==== Data lines ====

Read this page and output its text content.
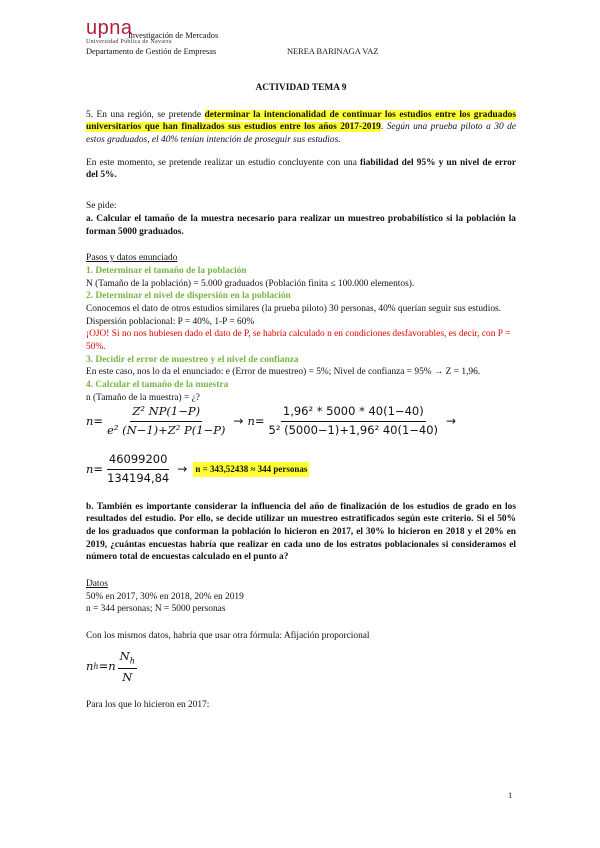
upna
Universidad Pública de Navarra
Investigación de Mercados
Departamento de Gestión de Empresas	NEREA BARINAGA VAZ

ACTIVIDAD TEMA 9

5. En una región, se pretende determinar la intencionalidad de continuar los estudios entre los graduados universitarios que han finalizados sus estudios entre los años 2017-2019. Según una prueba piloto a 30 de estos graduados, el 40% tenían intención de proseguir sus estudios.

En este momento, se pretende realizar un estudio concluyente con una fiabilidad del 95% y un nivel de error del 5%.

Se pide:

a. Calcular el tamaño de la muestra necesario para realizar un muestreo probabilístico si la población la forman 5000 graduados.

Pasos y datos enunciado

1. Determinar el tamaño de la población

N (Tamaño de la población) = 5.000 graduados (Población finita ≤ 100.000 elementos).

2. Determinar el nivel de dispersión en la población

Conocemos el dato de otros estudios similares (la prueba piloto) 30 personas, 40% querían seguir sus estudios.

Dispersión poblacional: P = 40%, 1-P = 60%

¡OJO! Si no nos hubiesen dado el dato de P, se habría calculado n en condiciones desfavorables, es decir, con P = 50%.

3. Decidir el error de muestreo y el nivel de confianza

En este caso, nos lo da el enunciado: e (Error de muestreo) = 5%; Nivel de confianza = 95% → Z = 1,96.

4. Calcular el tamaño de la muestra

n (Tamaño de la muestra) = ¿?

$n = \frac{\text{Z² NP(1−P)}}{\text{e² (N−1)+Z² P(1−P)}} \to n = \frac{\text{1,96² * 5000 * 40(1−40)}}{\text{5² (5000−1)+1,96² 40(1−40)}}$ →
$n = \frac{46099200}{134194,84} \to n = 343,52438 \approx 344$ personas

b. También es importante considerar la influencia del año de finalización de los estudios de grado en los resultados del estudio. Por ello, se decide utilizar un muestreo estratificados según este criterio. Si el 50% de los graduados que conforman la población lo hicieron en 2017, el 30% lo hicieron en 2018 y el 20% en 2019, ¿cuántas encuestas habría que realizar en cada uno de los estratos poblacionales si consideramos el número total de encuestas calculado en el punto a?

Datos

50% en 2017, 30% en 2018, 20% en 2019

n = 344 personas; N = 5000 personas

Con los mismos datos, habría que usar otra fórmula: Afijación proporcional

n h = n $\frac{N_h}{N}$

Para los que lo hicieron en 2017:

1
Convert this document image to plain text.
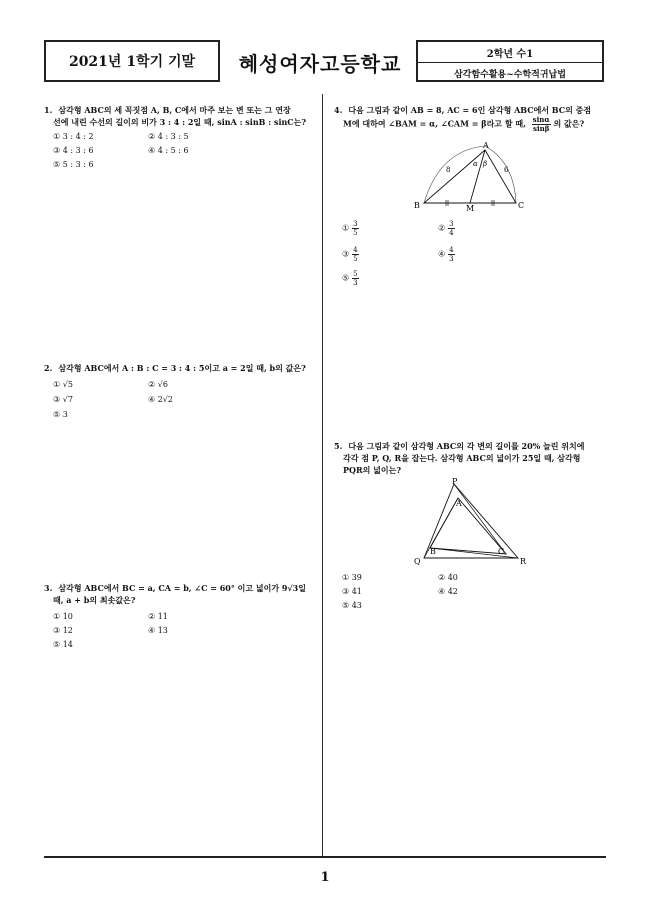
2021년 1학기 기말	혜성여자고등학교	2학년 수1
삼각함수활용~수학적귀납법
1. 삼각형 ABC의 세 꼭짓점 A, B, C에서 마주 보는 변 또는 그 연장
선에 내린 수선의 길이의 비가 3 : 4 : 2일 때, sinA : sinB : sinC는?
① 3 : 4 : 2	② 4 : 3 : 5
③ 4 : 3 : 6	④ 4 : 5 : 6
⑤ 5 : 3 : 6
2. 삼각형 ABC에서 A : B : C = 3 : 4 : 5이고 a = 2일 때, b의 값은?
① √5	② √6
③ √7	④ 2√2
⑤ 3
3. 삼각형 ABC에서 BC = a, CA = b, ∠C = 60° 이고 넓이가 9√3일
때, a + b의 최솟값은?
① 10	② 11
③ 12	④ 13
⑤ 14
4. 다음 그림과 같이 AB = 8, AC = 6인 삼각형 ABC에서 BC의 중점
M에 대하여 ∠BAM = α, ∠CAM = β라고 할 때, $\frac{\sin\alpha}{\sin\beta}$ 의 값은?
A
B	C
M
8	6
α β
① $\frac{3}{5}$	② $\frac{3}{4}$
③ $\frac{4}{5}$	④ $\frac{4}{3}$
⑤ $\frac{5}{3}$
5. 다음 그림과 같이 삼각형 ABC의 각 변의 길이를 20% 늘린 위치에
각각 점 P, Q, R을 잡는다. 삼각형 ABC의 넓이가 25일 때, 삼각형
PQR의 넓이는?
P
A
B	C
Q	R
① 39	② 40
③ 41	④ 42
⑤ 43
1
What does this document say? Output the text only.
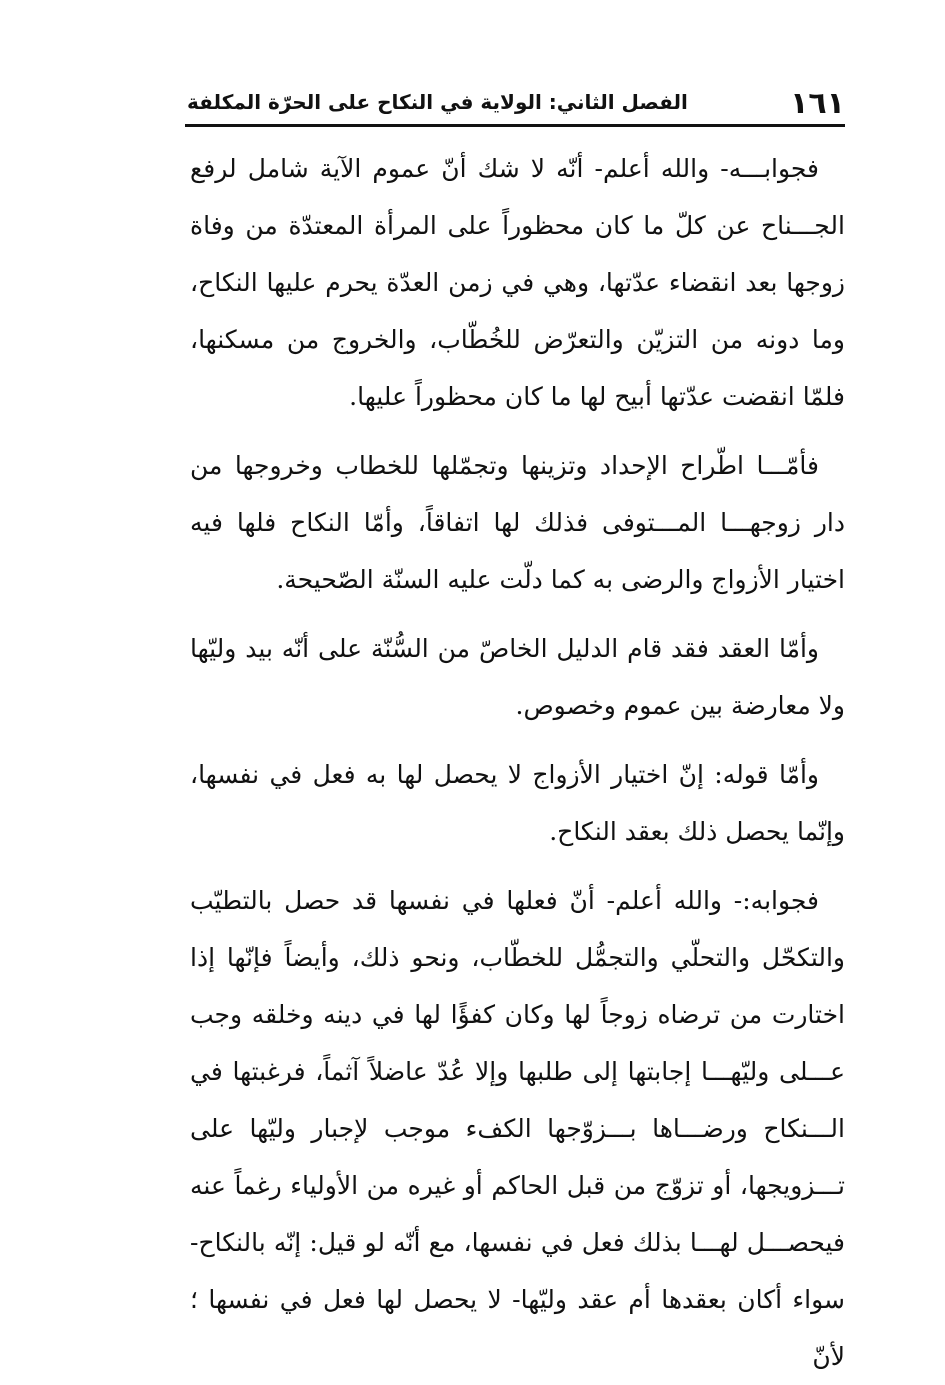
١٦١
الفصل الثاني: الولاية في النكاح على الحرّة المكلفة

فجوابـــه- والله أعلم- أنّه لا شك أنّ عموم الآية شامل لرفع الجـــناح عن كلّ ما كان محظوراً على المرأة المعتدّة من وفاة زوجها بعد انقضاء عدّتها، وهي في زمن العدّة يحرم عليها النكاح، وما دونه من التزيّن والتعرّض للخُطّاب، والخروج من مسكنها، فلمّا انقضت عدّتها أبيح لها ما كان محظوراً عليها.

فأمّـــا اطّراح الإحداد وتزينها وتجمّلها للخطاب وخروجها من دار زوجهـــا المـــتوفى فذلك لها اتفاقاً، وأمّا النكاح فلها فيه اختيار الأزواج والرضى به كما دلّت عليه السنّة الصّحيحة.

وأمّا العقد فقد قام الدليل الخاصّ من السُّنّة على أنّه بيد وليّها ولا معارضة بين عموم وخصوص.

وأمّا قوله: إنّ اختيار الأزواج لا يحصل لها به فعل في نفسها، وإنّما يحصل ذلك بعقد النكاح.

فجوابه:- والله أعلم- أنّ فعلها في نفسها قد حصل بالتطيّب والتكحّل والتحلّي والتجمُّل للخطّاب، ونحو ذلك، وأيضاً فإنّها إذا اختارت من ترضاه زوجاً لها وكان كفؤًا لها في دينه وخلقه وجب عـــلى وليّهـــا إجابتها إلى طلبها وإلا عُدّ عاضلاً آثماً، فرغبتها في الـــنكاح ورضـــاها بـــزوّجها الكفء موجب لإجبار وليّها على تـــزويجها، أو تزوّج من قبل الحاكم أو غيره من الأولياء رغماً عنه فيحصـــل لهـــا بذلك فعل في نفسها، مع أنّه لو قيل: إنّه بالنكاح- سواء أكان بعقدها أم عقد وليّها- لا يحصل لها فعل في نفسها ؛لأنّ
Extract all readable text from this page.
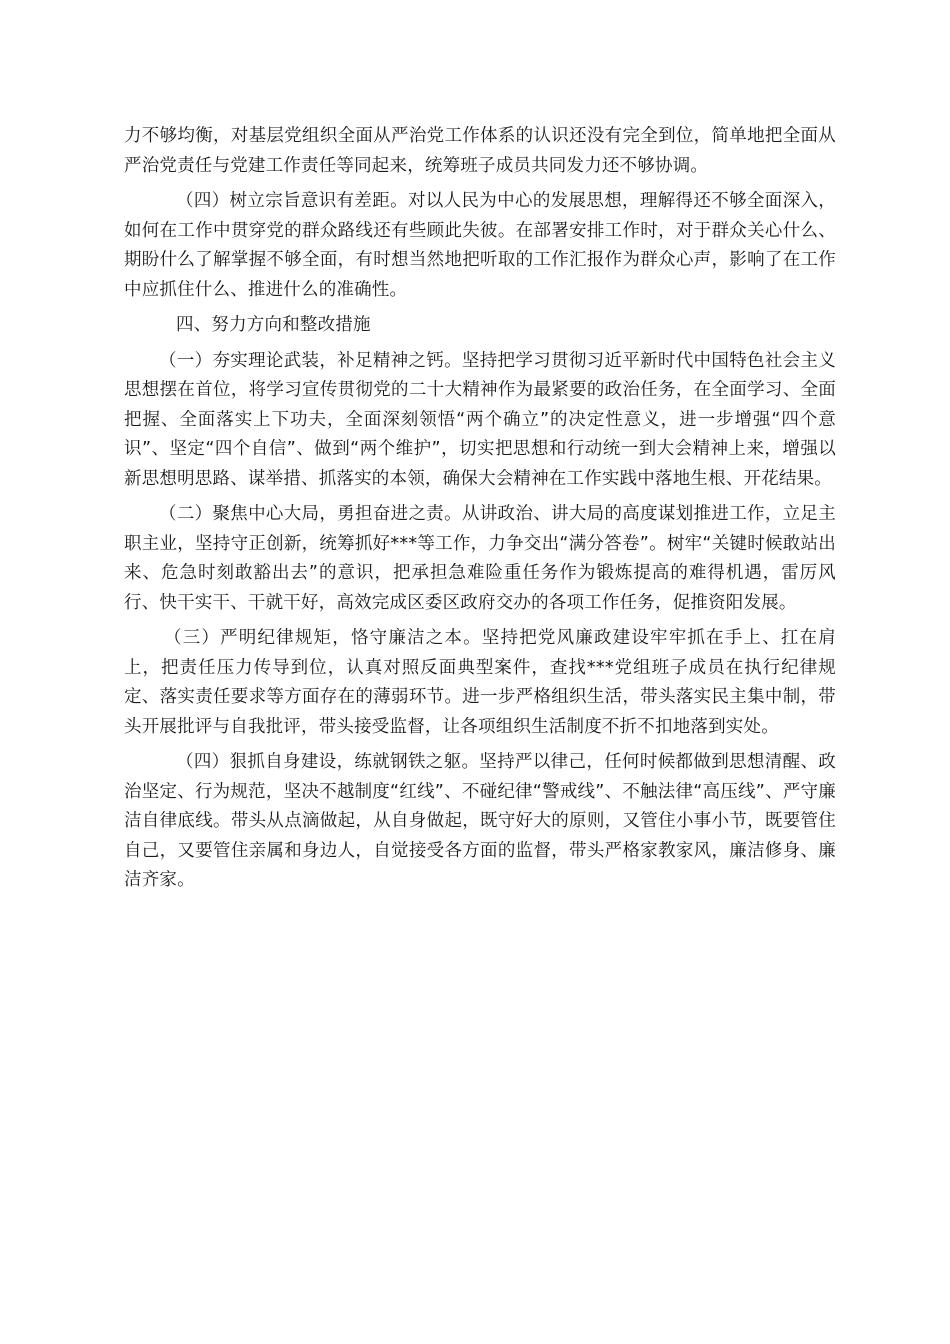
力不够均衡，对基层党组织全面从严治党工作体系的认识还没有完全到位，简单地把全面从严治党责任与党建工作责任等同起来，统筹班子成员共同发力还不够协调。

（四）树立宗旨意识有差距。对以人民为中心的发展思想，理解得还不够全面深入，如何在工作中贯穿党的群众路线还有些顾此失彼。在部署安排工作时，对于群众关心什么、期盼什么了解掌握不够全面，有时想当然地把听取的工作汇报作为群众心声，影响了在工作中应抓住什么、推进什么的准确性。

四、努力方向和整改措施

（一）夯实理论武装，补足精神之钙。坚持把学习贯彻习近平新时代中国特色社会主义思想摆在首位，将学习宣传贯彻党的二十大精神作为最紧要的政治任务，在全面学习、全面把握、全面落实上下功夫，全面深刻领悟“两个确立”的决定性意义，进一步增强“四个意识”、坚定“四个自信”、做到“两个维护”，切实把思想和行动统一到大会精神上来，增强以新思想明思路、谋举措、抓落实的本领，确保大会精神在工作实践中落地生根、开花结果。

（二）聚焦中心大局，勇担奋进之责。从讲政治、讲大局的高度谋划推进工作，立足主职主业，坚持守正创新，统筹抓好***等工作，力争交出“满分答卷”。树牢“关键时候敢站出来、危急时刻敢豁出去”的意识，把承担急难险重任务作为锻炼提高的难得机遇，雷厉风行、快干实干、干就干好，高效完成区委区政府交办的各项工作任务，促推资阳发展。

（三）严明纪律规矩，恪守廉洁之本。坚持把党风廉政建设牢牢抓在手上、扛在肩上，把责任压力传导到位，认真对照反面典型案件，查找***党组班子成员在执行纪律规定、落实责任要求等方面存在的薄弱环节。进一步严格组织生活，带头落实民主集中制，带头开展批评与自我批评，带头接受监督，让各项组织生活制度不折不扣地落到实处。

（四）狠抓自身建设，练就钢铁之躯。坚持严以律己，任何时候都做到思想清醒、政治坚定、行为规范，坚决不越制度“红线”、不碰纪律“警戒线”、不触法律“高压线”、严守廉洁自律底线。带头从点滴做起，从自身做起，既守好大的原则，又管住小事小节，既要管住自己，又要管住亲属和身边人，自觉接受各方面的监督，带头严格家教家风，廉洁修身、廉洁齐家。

====

▶ [What this task involves]:
Count how many lines in the data contain the word "ABC의", giving the number without comment.

▶ [Answer to the exercise]:
3